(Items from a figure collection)
----

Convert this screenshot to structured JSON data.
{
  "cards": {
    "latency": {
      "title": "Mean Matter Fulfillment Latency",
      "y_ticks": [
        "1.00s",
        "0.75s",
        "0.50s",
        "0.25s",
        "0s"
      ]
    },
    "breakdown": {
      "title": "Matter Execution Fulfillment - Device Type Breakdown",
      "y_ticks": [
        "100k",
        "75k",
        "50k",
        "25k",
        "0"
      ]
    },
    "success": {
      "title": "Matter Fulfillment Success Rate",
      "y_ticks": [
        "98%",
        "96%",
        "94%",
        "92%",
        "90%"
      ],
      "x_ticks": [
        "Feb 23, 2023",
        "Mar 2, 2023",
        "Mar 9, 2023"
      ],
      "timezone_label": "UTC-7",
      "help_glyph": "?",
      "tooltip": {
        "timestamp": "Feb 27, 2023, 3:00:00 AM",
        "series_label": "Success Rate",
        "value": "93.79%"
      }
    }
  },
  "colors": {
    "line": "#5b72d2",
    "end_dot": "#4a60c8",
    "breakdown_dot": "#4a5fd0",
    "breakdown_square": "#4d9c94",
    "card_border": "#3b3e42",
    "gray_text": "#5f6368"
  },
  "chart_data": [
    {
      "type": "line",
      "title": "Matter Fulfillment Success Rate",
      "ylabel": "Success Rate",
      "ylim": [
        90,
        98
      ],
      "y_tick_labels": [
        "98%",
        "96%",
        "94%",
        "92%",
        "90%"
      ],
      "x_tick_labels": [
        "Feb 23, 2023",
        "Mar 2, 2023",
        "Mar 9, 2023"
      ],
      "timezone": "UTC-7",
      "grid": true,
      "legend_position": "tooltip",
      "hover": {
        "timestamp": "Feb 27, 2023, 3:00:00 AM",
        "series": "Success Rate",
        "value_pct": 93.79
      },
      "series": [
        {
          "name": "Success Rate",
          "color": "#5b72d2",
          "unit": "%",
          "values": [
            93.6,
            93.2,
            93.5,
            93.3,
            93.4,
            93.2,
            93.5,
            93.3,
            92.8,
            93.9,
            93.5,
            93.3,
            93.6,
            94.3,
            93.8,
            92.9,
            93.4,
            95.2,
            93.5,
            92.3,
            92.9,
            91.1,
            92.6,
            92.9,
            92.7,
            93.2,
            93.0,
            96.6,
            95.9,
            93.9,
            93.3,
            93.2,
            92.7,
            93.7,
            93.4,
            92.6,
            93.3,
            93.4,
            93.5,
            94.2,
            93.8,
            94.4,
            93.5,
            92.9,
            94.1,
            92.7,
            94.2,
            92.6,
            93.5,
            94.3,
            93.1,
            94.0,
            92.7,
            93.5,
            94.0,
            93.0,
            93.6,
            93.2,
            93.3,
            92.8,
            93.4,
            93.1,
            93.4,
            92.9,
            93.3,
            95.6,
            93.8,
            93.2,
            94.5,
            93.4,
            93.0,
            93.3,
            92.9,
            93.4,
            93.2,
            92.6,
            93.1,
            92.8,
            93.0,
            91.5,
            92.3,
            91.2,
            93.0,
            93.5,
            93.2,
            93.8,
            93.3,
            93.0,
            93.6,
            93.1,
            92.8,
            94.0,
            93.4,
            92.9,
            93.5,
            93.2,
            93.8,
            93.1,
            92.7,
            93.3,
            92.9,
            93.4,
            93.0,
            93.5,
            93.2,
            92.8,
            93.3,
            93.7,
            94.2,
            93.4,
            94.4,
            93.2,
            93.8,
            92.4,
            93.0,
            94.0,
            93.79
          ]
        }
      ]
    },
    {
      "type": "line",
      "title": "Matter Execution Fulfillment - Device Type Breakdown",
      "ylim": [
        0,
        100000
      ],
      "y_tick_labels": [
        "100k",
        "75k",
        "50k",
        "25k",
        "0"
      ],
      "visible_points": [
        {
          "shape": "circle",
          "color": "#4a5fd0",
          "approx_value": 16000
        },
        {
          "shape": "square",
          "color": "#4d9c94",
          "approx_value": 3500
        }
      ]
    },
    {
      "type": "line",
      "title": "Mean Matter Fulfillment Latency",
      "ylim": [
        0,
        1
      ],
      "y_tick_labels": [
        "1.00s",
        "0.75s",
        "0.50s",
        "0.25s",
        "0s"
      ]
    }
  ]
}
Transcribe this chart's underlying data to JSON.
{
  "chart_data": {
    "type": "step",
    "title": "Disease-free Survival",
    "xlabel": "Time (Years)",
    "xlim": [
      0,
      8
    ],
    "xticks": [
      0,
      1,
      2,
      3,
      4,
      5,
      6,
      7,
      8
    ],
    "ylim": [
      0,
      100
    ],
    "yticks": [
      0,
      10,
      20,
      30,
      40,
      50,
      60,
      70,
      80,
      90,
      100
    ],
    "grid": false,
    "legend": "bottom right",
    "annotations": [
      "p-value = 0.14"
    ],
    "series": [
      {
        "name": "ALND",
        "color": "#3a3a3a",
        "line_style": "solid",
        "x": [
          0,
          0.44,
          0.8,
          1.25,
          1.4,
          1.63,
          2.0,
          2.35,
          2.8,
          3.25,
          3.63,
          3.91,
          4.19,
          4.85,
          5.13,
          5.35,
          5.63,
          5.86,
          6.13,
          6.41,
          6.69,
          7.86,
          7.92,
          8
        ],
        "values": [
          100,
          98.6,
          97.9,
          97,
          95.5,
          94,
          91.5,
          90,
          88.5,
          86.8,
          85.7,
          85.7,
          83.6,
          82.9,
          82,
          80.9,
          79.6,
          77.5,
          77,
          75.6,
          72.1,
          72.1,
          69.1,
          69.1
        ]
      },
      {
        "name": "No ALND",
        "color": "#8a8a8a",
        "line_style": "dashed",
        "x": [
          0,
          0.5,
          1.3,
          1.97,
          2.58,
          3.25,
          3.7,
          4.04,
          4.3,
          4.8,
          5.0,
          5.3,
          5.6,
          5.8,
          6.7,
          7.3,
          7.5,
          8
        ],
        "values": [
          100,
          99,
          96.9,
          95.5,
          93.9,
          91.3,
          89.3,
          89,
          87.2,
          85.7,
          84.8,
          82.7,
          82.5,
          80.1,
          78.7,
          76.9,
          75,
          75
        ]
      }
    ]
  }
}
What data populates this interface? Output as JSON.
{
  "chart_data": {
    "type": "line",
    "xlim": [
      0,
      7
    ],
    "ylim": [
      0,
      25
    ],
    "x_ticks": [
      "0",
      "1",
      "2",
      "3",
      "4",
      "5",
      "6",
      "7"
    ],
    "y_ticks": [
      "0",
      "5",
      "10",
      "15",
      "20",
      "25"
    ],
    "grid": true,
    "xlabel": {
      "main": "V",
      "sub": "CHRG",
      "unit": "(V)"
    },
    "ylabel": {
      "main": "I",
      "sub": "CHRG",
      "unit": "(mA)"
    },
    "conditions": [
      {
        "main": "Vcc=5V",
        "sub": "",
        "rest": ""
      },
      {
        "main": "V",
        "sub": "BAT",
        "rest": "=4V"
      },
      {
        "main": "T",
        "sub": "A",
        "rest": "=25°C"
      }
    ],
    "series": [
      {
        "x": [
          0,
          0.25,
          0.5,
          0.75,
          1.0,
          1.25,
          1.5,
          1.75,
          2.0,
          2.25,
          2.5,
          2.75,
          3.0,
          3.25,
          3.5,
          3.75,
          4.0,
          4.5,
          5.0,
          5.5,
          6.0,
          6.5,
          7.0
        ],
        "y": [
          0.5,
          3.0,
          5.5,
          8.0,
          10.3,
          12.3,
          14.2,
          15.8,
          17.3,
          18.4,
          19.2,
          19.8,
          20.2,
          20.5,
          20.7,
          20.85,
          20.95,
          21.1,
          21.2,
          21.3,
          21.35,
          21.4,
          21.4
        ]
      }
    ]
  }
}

----

Your goal >> Search the listing above for the string "name". Copy every line that contains it.

Expected answer >>
          "name": "Success Rate",
        "name": "ALND",
        "name": "No ALND",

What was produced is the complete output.